_Source records_
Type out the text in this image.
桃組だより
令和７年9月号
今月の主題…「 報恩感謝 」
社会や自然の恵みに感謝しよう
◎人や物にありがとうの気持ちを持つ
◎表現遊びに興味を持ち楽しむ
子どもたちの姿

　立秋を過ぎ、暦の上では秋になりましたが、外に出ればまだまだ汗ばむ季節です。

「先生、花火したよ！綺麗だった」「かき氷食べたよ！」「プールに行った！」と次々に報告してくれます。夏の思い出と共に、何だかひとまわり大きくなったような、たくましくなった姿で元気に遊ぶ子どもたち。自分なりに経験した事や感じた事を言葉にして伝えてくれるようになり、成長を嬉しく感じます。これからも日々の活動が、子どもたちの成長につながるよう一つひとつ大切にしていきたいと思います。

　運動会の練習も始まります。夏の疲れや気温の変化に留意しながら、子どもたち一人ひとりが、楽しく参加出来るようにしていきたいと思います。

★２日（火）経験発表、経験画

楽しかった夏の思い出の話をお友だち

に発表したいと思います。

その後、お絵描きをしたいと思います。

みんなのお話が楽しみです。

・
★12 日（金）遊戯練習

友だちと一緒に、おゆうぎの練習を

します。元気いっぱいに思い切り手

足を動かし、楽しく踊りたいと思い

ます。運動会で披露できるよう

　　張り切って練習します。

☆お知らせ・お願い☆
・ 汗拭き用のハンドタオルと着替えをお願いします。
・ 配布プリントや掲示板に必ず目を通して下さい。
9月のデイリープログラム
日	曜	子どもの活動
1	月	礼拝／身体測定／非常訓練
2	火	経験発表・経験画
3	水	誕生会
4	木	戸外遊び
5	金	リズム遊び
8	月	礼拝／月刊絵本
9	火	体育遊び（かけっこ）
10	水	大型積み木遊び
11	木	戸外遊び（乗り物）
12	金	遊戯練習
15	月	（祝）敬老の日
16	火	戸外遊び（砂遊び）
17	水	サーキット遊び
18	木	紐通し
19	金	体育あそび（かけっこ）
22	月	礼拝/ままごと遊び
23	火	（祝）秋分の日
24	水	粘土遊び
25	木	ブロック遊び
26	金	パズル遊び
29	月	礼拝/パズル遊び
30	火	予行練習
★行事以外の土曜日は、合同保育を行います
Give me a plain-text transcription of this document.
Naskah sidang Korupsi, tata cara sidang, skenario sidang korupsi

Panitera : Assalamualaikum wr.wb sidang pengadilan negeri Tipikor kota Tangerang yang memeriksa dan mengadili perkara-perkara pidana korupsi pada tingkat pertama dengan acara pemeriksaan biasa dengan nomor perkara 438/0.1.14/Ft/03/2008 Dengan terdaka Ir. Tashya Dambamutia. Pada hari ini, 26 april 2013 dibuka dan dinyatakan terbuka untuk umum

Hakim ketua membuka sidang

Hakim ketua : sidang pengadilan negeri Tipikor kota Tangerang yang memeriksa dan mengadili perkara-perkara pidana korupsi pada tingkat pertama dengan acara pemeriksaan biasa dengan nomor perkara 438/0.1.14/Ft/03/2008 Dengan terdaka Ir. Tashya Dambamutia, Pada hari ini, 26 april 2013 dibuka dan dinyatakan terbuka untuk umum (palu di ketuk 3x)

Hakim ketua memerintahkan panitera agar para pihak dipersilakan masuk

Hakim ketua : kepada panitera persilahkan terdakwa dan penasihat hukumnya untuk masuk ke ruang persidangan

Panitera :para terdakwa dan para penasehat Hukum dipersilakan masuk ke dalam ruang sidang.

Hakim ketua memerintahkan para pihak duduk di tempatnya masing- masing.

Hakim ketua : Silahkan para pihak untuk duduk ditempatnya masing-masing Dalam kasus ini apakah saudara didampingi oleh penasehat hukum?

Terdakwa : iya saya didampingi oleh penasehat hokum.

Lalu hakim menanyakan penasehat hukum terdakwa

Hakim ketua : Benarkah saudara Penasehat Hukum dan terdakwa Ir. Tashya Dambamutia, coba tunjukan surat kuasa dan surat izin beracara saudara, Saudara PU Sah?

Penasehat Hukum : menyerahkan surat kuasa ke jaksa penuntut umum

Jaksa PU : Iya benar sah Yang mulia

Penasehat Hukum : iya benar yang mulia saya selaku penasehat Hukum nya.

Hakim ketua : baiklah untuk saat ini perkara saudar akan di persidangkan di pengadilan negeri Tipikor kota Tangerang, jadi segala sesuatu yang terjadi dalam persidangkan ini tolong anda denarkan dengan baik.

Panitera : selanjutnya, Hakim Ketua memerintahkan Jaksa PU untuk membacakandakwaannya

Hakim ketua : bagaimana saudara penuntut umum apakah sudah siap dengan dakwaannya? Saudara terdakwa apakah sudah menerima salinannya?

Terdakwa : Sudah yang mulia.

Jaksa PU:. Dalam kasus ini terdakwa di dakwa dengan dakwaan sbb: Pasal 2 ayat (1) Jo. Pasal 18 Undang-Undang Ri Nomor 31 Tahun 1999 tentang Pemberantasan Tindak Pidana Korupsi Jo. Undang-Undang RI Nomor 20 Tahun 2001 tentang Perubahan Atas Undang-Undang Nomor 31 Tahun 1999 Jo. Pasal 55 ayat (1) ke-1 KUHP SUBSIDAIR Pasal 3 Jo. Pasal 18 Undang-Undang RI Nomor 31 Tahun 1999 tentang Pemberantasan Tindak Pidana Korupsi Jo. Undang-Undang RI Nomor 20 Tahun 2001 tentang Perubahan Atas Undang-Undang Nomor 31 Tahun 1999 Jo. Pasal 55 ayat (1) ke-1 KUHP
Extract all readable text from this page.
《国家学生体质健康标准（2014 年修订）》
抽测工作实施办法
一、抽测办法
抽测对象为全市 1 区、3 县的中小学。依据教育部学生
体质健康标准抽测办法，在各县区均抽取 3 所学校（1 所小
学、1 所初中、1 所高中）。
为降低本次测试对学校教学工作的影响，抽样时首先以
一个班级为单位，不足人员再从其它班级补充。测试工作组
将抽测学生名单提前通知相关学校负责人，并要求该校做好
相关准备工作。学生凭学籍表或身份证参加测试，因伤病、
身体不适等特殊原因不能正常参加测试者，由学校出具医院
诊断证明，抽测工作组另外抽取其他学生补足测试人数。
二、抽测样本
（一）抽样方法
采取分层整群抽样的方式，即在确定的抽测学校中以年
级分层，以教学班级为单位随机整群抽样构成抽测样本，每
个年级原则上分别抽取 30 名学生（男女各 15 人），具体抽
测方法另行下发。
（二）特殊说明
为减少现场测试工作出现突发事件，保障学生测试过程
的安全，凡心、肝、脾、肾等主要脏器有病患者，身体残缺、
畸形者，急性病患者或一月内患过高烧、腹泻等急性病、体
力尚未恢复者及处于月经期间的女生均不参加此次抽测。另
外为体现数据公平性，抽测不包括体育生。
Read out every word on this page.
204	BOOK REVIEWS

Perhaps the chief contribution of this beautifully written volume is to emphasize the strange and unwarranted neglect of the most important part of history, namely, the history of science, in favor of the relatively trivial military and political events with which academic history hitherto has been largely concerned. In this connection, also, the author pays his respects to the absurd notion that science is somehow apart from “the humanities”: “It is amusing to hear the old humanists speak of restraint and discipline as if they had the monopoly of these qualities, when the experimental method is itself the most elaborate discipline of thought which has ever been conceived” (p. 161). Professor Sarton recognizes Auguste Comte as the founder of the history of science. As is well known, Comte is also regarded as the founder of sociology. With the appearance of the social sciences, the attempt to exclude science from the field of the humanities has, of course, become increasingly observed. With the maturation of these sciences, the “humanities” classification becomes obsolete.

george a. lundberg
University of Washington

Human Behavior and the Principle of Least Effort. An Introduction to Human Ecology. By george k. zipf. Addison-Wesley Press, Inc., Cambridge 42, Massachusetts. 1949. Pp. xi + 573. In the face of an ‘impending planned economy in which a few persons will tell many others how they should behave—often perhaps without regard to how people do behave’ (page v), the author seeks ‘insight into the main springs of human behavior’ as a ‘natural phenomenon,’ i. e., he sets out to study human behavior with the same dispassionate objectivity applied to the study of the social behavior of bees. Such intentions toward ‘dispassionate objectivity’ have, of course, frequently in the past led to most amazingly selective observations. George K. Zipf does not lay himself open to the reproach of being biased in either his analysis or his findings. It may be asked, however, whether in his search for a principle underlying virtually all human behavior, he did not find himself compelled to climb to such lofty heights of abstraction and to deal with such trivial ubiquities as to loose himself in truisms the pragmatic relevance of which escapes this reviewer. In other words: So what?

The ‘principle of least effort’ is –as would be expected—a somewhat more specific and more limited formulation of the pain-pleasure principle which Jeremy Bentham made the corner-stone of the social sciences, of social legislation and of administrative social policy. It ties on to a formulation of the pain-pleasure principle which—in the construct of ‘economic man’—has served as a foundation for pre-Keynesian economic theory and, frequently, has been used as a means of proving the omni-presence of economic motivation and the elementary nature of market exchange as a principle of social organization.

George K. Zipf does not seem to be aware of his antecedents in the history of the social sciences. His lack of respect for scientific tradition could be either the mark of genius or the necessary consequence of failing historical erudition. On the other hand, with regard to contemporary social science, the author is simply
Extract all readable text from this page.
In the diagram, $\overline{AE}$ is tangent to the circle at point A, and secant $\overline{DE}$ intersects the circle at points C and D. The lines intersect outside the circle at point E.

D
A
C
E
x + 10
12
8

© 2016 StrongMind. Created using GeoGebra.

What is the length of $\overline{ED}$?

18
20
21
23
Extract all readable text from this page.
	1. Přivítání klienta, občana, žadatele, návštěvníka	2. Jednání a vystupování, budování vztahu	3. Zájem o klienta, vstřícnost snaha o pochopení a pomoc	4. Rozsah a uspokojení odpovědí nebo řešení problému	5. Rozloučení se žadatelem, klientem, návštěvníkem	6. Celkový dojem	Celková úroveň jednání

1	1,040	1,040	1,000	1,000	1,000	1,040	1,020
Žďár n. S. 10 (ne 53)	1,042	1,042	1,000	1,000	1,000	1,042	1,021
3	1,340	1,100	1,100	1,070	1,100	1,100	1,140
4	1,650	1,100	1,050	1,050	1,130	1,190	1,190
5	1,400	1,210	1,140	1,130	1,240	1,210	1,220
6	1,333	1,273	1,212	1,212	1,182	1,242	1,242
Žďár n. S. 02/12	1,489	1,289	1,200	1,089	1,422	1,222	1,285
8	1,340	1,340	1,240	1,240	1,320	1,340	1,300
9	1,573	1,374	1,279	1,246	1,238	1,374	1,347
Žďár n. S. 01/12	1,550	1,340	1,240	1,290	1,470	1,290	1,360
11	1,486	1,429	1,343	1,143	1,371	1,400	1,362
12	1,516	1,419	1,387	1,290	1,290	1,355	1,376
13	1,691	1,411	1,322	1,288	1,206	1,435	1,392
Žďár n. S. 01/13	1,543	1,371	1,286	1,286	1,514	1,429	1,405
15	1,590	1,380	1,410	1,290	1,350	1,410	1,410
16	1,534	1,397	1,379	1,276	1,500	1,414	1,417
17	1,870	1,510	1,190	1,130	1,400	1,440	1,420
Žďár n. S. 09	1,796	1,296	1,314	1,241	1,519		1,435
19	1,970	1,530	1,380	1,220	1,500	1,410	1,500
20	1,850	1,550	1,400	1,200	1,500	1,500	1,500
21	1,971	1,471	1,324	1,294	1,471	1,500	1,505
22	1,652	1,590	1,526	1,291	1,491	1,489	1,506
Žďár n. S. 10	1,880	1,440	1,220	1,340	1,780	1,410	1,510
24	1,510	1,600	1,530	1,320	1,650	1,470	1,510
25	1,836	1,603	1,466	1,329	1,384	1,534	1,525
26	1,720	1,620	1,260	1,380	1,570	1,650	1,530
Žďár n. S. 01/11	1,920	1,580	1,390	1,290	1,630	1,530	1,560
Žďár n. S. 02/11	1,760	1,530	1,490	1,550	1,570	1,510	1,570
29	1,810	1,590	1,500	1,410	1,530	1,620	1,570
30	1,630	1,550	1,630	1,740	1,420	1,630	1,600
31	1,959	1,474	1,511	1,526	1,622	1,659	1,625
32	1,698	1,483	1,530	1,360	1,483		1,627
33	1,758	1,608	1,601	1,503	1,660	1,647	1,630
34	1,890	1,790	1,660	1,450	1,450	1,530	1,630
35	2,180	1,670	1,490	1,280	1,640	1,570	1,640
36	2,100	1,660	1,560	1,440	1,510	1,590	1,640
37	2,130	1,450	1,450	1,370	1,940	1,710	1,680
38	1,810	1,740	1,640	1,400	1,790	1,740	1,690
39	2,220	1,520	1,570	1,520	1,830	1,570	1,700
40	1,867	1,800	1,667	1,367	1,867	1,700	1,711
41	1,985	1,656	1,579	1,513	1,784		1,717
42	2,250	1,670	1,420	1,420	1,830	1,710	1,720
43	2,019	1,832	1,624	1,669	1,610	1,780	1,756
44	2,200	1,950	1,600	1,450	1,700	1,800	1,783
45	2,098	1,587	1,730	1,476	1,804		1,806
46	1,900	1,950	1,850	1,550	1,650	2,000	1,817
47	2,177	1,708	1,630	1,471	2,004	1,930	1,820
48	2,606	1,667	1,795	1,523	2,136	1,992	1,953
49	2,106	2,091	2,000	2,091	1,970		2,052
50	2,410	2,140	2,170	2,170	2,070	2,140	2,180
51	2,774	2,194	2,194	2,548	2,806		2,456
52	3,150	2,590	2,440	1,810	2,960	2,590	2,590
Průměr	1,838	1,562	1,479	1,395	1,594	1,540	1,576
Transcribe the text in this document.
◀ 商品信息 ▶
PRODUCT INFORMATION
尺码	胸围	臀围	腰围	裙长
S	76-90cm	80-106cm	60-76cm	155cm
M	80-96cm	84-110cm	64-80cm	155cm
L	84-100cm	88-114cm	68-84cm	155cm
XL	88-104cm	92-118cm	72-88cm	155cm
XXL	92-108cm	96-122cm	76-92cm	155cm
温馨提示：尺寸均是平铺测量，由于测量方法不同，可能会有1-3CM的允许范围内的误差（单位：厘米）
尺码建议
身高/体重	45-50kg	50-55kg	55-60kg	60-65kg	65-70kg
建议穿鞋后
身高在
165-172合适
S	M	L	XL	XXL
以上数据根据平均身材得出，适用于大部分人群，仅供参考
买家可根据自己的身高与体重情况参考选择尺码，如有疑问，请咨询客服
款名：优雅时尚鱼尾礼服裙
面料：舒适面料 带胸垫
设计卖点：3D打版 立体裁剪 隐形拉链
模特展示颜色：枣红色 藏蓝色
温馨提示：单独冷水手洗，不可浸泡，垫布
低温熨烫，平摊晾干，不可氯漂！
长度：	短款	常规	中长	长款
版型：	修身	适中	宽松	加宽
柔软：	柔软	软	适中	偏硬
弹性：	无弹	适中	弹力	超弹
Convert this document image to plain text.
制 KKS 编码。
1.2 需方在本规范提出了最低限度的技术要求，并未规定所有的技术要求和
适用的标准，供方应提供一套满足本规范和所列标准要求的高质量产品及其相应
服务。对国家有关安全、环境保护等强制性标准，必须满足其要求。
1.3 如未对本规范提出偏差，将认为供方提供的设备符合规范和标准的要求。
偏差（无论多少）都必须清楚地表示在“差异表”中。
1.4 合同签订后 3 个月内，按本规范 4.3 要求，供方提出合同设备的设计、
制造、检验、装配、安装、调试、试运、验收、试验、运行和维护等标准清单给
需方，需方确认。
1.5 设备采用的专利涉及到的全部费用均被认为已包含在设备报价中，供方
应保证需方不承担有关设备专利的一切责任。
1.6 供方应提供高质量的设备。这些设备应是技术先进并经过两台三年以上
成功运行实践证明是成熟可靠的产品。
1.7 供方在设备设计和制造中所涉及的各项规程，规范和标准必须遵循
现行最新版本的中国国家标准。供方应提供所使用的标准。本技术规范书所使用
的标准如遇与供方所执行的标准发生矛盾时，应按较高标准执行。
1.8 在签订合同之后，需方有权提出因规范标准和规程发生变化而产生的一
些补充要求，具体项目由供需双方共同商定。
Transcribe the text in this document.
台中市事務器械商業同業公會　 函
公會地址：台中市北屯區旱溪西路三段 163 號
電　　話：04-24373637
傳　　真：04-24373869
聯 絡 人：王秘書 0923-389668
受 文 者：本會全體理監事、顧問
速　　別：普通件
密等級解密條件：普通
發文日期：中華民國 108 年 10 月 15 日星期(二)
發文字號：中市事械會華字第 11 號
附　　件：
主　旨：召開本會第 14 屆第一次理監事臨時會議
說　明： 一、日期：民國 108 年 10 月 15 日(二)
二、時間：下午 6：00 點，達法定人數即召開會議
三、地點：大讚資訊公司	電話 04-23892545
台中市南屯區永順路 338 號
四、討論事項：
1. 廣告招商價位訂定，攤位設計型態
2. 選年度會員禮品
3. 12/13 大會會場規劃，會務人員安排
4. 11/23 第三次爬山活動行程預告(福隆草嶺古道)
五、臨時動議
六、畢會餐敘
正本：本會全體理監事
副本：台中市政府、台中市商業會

_Your goal_
Look for the word "dipersilakan" in every line of the listing and copy the lines that have it.

_Solution to this exercise_
Hakim ketua memerintahkan panitera agar para pihak dipersilakan masuk
Panitera :para terdakwa dan para penasehat Hukum dipersilakan masuk ke dalam ruang sidang.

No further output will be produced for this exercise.